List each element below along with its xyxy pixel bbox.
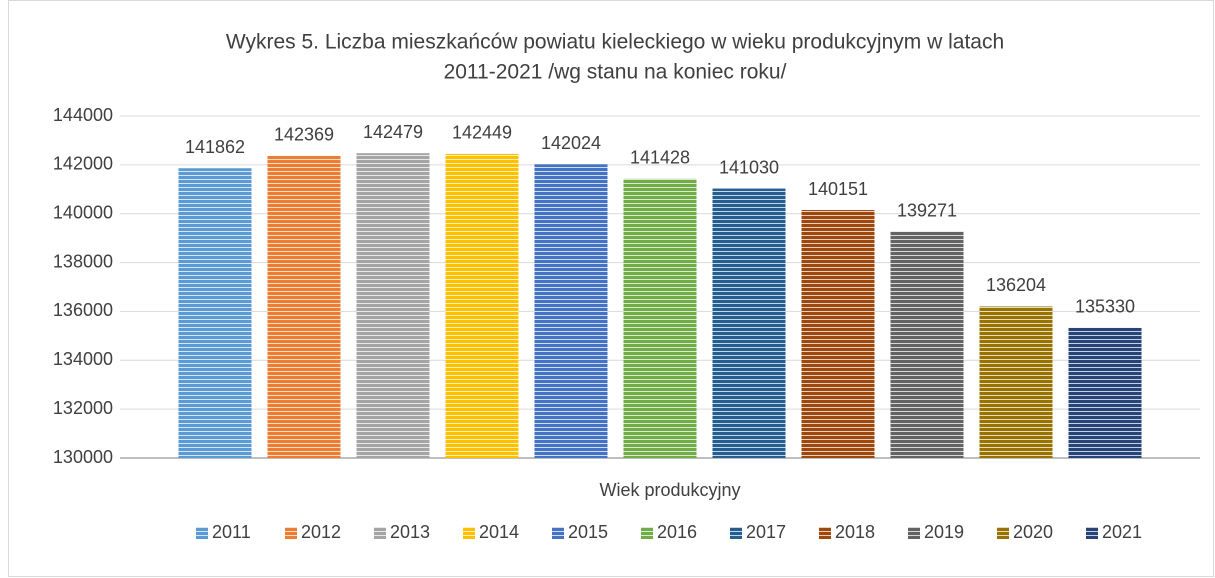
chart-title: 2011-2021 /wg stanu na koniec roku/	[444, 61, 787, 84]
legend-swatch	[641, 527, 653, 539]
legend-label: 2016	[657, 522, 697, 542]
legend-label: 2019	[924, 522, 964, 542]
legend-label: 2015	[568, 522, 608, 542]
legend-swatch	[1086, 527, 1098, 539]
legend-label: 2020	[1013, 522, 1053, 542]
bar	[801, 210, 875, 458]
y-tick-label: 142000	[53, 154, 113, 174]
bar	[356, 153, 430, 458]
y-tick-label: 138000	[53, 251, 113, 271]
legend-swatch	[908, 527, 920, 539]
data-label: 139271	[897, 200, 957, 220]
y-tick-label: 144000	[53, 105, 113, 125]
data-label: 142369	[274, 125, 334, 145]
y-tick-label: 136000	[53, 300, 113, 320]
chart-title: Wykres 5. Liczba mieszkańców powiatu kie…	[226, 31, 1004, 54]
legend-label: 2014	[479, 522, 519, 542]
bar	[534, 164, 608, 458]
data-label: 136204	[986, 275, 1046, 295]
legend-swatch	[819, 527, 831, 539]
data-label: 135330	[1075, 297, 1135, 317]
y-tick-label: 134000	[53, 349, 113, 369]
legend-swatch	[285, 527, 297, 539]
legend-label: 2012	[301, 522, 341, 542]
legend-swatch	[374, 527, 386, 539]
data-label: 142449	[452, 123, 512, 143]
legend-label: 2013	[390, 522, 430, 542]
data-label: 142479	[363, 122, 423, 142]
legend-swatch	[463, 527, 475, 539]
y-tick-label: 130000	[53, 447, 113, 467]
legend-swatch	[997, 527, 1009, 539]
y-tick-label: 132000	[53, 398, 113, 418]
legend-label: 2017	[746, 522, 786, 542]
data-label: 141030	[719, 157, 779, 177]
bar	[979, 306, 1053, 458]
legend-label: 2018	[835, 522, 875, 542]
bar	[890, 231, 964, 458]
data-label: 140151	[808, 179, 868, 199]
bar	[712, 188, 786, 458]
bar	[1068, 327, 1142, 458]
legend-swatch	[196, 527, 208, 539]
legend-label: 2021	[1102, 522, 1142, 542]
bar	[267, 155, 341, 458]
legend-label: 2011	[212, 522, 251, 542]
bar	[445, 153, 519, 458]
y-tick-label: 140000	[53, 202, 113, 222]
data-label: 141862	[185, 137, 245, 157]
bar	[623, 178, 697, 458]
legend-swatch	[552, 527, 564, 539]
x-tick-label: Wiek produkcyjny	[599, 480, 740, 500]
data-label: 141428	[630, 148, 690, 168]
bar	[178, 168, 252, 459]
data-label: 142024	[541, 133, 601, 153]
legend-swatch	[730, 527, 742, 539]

------------------------------------------------------------

▶ _과제 설명_:
위 항목에서 "data"라는 단어가 포함된 줄을 빠짐없이 모아 적으세요.

▶ _풀이_:
data-label: 139271	[897, 200, 957, 220]
data-label: 142369	[274, 125, 334, 145]
data-label: 136204	[986, 275, 1046, 295]
data-label: 135330	[1075, 297, 1135, 317]
data-label: 142449	[452, 123, 512, 143]
data-label: 142479	[363, 122, 423, 142]
data-label: 141030	[719, 157, 779, 177]
data-label: 140151	[808, 179, 868, 199]
data-label: 141862	[185, 137, 245, 157]
data-label: 141428	[630, 148, 690, 168]
data-label: 142024	[541, 133, 601, 153]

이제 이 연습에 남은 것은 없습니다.